**** Data provided ****

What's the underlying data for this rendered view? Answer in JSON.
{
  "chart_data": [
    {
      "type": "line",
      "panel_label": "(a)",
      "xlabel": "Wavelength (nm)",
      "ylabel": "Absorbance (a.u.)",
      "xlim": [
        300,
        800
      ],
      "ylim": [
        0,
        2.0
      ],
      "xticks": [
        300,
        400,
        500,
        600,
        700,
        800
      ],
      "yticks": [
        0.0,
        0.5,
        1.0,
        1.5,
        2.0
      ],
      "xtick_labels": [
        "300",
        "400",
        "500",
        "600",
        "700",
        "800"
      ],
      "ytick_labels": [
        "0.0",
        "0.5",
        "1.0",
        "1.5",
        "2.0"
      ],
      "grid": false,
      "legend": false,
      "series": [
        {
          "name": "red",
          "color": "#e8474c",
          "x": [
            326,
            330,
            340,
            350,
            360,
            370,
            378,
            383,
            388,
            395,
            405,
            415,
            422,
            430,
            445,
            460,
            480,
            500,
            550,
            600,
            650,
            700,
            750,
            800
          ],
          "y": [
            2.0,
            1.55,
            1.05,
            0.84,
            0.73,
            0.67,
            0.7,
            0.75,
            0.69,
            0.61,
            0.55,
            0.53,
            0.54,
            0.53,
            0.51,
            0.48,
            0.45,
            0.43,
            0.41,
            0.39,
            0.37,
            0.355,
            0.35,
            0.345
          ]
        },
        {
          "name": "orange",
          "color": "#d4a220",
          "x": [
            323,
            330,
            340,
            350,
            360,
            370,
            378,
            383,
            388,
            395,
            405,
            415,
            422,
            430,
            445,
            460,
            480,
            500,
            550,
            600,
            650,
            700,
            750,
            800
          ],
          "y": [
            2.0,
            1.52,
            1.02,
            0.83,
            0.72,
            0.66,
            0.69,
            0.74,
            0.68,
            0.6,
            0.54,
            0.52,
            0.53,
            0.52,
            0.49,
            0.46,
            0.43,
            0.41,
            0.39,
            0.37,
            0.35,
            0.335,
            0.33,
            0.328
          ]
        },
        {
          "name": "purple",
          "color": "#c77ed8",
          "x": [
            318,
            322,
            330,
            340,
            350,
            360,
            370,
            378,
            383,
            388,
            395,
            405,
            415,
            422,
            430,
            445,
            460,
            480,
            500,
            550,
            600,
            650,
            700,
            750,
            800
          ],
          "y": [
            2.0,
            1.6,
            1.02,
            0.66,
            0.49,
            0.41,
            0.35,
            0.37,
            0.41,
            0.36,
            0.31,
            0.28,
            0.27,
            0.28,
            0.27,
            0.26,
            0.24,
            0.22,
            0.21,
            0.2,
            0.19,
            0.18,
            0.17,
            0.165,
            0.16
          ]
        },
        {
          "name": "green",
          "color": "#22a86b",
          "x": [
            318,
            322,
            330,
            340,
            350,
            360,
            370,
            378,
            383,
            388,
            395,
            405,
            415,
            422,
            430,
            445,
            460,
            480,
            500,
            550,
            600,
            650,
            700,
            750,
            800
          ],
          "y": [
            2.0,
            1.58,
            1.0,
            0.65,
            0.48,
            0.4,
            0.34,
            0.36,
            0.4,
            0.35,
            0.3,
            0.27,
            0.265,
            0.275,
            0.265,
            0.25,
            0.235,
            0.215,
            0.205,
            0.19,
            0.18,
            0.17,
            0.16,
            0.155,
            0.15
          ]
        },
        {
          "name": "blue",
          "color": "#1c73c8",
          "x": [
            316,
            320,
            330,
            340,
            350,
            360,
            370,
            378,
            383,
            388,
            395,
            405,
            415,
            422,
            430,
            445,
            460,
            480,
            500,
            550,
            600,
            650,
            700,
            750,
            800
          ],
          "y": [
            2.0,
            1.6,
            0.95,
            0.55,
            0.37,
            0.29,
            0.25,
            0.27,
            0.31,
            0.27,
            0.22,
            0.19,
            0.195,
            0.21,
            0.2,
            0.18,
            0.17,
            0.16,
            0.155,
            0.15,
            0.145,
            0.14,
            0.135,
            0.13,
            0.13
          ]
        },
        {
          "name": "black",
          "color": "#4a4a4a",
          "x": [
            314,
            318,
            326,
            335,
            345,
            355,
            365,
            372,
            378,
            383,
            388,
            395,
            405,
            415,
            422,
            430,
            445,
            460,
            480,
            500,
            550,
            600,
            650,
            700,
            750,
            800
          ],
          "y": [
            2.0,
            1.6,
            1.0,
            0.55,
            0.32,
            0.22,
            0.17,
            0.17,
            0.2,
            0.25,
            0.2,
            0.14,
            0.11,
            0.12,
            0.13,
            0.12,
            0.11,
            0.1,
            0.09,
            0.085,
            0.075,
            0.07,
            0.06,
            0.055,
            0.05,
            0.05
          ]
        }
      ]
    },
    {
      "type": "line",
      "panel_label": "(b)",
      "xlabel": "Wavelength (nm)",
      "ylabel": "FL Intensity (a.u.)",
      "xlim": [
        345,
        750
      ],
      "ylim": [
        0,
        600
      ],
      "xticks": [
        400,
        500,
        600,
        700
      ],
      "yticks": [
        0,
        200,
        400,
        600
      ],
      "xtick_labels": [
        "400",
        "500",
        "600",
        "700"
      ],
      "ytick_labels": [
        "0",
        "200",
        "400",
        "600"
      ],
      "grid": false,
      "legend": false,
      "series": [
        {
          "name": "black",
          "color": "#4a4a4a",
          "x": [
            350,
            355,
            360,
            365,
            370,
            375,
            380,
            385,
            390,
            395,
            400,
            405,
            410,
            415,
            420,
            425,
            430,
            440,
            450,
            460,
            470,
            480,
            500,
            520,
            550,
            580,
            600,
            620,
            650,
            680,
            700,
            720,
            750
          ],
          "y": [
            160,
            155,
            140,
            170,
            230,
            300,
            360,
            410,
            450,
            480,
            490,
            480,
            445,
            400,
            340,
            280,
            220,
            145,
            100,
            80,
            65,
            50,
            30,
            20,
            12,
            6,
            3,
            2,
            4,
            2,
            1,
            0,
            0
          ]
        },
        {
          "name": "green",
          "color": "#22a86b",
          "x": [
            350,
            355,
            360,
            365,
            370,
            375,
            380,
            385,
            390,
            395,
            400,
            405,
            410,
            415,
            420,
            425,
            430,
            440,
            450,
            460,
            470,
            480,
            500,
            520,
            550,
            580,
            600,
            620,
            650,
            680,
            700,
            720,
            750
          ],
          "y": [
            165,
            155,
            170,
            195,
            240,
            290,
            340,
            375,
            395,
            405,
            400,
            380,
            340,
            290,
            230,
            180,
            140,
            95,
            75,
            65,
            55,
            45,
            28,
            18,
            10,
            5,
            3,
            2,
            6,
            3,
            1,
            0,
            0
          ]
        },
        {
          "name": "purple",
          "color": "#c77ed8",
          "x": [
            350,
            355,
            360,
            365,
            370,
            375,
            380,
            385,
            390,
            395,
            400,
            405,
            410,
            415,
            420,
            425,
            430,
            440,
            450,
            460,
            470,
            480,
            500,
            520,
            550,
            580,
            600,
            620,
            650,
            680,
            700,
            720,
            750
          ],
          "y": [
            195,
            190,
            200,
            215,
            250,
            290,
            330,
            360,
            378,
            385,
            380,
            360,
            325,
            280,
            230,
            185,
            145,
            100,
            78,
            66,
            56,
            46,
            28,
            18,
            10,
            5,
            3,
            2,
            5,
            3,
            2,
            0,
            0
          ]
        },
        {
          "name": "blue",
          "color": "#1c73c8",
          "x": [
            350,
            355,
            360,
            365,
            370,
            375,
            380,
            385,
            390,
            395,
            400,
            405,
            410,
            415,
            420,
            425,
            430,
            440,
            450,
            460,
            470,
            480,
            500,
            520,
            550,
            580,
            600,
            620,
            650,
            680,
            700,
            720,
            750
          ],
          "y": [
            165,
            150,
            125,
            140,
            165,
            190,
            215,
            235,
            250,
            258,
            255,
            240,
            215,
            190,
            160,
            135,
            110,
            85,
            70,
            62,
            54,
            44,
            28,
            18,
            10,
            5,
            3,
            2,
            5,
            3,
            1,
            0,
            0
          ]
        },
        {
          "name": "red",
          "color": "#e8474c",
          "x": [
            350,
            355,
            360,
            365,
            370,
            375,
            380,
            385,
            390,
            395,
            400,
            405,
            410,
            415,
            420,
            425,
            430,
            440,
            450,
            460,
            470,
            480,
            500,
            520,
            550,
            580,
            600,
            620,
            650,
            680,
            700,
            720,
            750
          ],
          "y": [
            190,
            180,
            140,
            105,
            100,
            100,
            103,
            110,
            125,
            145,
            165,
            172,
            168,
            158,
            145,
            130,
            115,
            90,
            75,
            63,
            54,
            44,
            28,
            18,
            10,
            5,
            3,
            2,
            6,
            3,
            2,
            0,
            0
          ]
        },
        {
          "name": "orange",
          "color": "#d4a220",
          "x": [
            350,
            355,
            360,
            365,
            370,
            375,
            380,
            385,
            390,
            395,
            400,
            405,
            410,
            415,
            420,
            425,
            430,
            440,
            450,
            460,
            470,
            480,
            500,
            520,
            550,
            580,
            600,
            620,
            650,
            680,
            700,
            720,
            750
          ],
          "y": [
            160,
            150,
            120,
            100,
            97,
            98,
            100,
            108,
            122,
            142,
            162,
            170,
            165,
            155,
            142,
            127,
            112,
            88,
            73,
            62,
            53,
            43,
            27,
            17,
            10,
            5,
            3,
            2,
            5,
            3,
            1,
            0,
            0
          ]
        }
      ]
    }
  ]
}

****

● What is being asked
Tally the lines of the material above that contain the word "ylabel" and report the total alone.

● Expected answer
2